[Begin Supplied material]
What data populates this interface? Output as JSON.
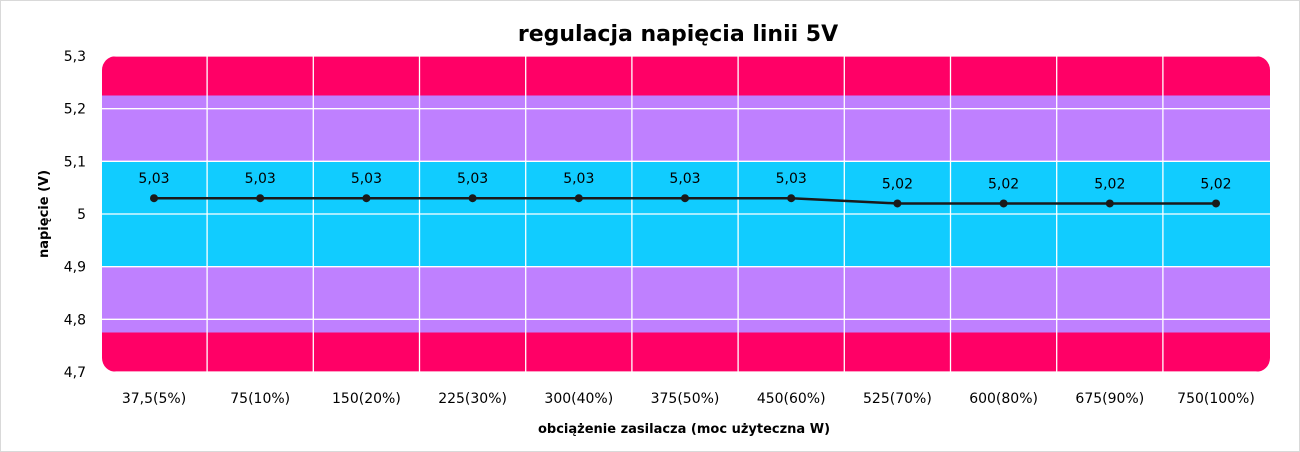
{
  "chart_data": {
    "type": "line",
    "title": "regulacja napięcia linii 5V",
    "xlabel": "obciążenie zasilacza (moc użyteczna W)",
    "ylabel": "napięcie (V)",
    "categories": [
      "37,5(5%)",
      "75(10%)",
      "150(20%)",
      "225(30%)",
      "300(40%)",
      "375(50%)",
      "450(60%)",
      "525(70%)",
      "600(80%)",
      "675(90%)",
      "750(100%)"
    ],
    "series": [
      {
        "values": [
          5.03,
          5.03,
          5.03,
          5.03,
          5.03,
          5.03,
          5.03,
          5.02,
          5.02,
          5.02,
          5.02
        ],
        "data_labels": [
          "5,03",
          "5,03",
          "5,03",
          "5,03",
          "5,03",
          "5,03",
          "5,03",
          "5,02",
          "5,02",
          "5,02",
          "5,02"
        ],
        "color": "#1a1a1a"
      }
    ],
    "ylim": [
      4.7,
      5.3
    ],
    "yticks": [
      4.7,
      4.8,
      4.9,
      5.0,
      5.1,
      5.2,
      5.3
    ],
    "ytick_labels": [
      "4,7",
      "4,8",
      "4,9",
      "5",
      "5,1",
      "5,2",
      "5,3"
    ],
    "grid": true,
    "legend": "none",
    "bands": [
      {
        "from": 4.7,
        "to": 4.775,
        "color": "#ff0066"
      },
      {
        "from": 4.775,
        "to": 4.9,
        "color": "#bf80ff"
      },
      {
        "from": 4.9,
        "to": 5.1,
        "color": "#11ccff"
      },
      {
        "from": 5.1,
        "to": 5.225,
        "color": "#bf80ff"
      },
      {
        "from": 5.225,
        "to": 5.3,
        "color": "#ff0066"
      }
    ],
    "grid_color": "#ffffff"
  }
}
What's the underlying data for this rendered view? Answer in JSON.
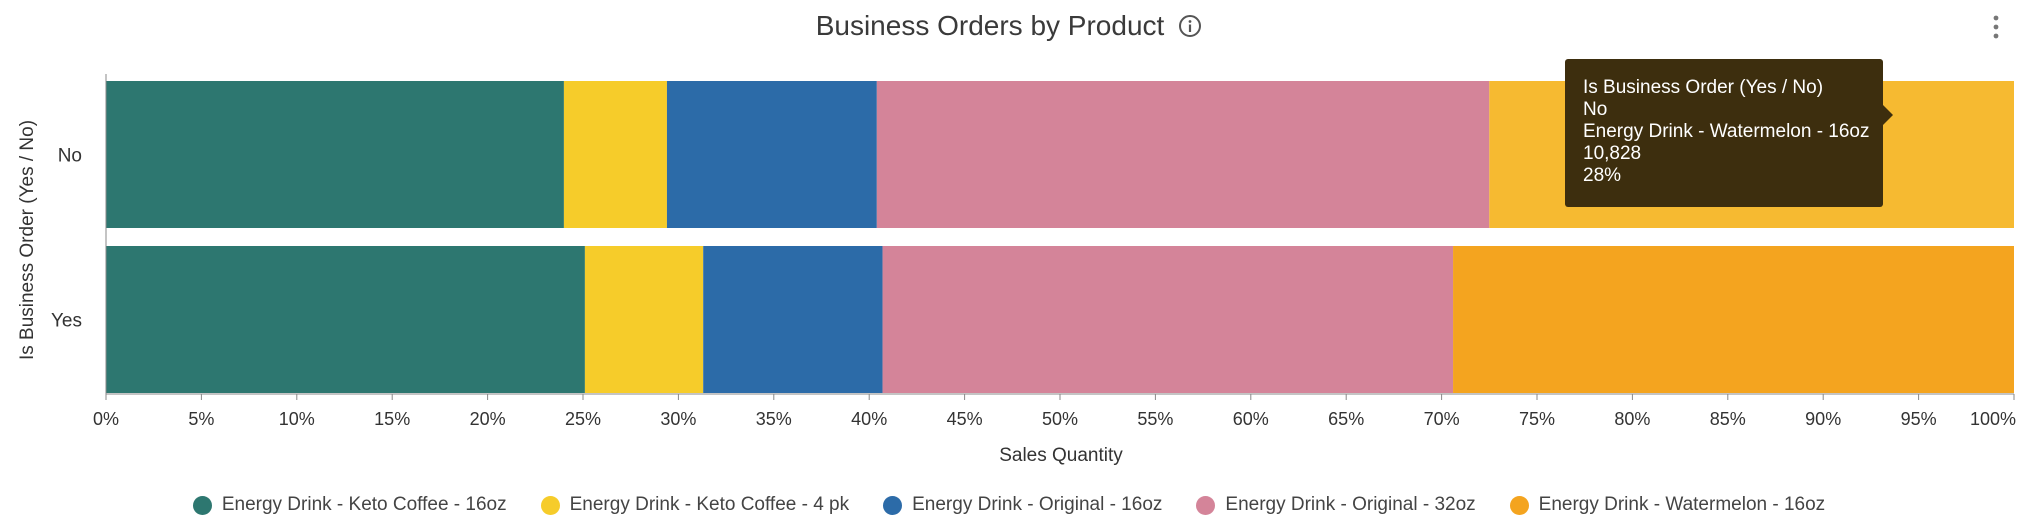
{
  "header": {
    "title": "Business Orders by Product",
    "info_icon": "info-icon",
    "menu_icon": "more-vertical-icon"
  },
  "chart_data": {
    "type": "bar",
    "orientation": "horizontal",
    "stacked": "percent",
    "title": "Business Orders by Product",
    "xlabel": "Sales Quantity",
    "ylabel": "Is Business Order (Yes / No)",
    "xlim": [
      0,
      100
    ],
    "x_ticks": [
      "0%",
      "5%",
      "10%",
      "15%",
      "20%",
      "25%",
      "30%",
      "35%",
      "40%",
      "45%",
      "50%",
      "55%",
      "60%",
      "65%",
      "70%",
      "75%",
      "80%",
      "85%",
      "90%",
      "95%",
      "100%"
    ],
    "categories": [
      "No",
      "Yes"
    ],
    "series": [
      {
        "name": "Energy Drink - Keto Coffee - 16oz",
        "color": "#2d7770",
        "values": [
          24.0,
          25.1
        ]
      },
      {
        "name": "Energy Drink - Keto Coffee - 4 pk",
        "color": "#f6cc2a",
        "values": [
          5.4,
          6.2
        ]
      },
      {
        "name": "Energy Drink - Original - 16oz",
        "color": "#2c6ba8",
        "values": [
          11.0,
          9.4
        ]
      },
      {
        "name": "Energy Drink - Original - 32oz",
        "color": "#d48499",
        "values": [
          32.1,
          29.9
        ]
      },
      {
        "name": "Energy Drink - Watermelon - 16oz",
        "color": "#f4a41f",
        "values": [
          27.5,
          29.4
        ]
      }
    ],
    "highlight": {
      "category": "No",
      "series": "Energy Drink - Watermelon - 16oz",
      "color": "#f6ba31"
    },
    "grid": false,
    "legend_position": "bottom"
  },
  "tooltip": {
    "line1": "Is Business Order (Yes / No)",
    "line2": "No",
    "line3": "Energy Drink - Watermelon - 16oz",
    "line4": "10,828",
    "line5": "28%"
  }
}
[End Supplied material]
## Your goal
Review the preceding data and report every line that includes the string "icon".

## The answer
    "info_icon": "info-icon",
    "menu_icon": "more-vertical-icon"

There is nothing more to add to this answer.